- **BRANO PROPOSTO**:

┏━━

Coronavirus: la risposta dei mercati

La realtà del settore metalli e del segmento alluminio

Il sistema economico industriale italiano sta attraversando un momento delicato a seguito degli sviluppi legati al Coronavirus: attività commerciali ferme, rischi anche per lo svolgimento delle attività industriali, necessità di controllare l’estensione del contagio che mette a serio rischio le prospettive di crescita a medio termine dell’Italia. 

Mario Conserva, direttore della rivista Alluminio & Leghe, segretario generale della confederazione europea dei consumatori di alluminio FACE e presidente del METEF sottolinea alcuni aspetti delicati legati al settore della lavorazione metalli, in particolare il segmento dell’industria dell’alluminio.

┗━━

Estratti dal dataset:

┏━━

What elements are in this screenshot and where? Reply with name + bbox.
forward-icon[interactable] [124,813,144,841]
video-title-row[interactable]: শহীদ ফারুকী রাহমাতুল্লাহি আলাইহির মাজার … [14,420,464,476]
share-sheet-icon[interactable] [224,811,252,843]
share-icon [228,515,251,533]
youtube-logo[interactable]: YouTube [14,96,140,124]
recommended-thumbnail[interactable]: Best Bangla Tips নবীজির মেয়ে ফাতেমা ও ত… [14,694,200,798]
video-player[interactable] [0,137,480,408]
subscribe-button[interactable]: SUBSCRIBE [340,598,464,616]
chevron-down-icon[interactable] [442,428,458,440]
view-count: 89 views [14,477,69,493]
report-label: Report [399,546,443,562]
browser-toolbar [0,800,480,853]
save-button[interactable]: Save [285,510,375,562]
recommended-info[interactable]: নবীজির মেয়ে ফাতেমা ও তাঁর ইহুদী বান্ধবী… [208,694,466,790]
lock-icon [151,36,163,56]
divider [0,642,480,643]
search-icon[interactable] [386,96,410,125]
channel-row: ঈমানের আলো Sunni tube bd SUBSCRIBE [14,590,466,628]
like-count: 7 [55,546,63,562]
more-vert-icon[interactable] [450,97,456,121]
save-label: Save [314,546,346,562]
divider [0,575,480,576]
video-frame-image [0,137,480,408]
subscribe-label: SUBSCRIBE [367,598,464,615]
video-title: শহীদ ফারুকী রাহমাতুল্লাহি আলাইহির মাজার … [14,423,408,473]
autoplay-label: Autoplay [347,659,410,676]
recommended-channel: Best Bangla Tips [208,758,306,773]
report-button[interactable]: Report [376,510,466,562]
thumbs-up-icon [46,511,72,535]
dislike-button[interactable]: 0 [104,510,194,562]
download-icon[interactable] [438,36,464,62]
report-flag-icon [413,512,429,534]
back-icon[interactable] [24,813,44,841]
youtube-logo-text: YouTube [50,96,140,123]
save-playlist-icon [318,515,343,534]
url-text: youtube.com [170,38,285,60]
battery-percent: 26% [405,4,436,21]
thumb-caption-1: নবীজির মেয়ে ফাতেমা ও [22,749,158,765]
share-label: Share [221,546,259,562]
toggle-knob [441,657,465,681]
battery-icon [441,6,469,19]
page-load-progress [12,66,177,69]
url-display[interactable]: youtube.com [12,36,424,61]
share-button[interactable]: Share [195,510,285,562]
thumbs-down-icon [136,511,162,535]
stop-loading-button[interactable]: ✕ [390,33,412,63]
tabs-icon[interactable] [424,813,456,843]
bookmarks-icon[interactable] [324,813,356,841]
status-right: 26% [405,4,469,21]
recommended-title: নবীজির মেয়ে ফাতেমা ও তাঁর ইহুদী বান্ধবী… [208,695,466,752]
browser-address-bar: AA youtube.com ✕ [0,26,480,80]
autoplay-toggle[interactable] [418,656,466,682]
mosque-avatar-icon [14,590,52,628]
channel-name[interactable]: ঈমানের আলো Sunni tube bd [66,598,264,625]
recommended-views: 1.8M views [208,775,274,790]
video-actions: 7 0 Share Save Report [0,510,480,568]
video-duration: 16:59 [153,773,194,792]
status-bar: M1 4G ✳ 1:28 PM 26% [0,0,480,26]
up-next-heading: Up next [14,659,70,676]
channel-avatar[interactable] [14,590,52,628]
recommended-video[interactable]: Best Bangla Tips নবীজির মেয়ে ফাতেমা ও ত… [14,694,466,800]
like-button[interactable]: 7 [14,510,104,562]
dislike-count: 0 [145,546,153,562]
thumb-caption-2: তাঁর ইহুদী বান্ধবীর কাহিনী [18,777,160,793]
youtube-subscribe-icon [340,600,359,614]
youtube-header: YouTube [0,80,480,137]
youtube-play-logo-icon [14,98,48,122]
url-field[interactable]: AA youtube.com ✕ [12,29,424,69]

┗━━

- **ESERCIZI PROPOSTI**:
- A) Rispondi a queste domande sul brano dedicato al Coronavirus e al settore dell'alluminio:
(i) Quale sistema, secondo il brano, sta attraversando un momento delicato?
(ii) Quali prospettive dell'Italia sono messe a serio rischio?
(iii) Di quale rivista è direttore Mario Conserva?
- B) Riprendi il brano sul Coronavirus e sull'industria dell'alluminio dopo la sua ultima frase e proseguilo.

- **RISPOSTE PER NUMERO**:
- A)
(i) Il sistema economico industriale italiano.
(ii) Le prospettive di crescita a medio termine.
(iii) Della rivista Alluminio & Leghe.

- B)
Come sono stati influenzati i mercati dei metalli? Quali prospettive per il comparto dell’alluminio?

ll Coronavirus ha colpito tutti i mercati indebolendo anche le quotazioni dei metalli non ferrosi. Poiché tutto è partito dal dalla Cina, l’immediato impatto sulle materie prime metalli era inevitabile perché la Cina è leader produttore mondiale di alluminio primario e primo importatore di rame, zinco e nichel. 

Le quotazioni del rame al London Metal Exchange LME sono passate da 6300 $/t di metà gennaio a circa 5300 e l’alluminio HG è sceso da 1800 $/t a circa 1650. Per la produzione di alluminio primario in Europa, solo Hydro e Rio Tinto hanno annunciato tagli di produzione, tra il 15 ed il 20%, ma senza un preciso riferimento alla emergenza sanitaria. 

Le basse quotazioni LME creano difficoltà a molti smelter europei, secondo una stima di CRU, 13 di questi impianti per una capacità di oltre 1,8 mil t di alluminio primario rischiano tagli produttivi o chiusura. Sullo scenario globale, la Cina nel 2019 ha prodotto 36 mil t di primario, su un totale mondiale di 64 milioni.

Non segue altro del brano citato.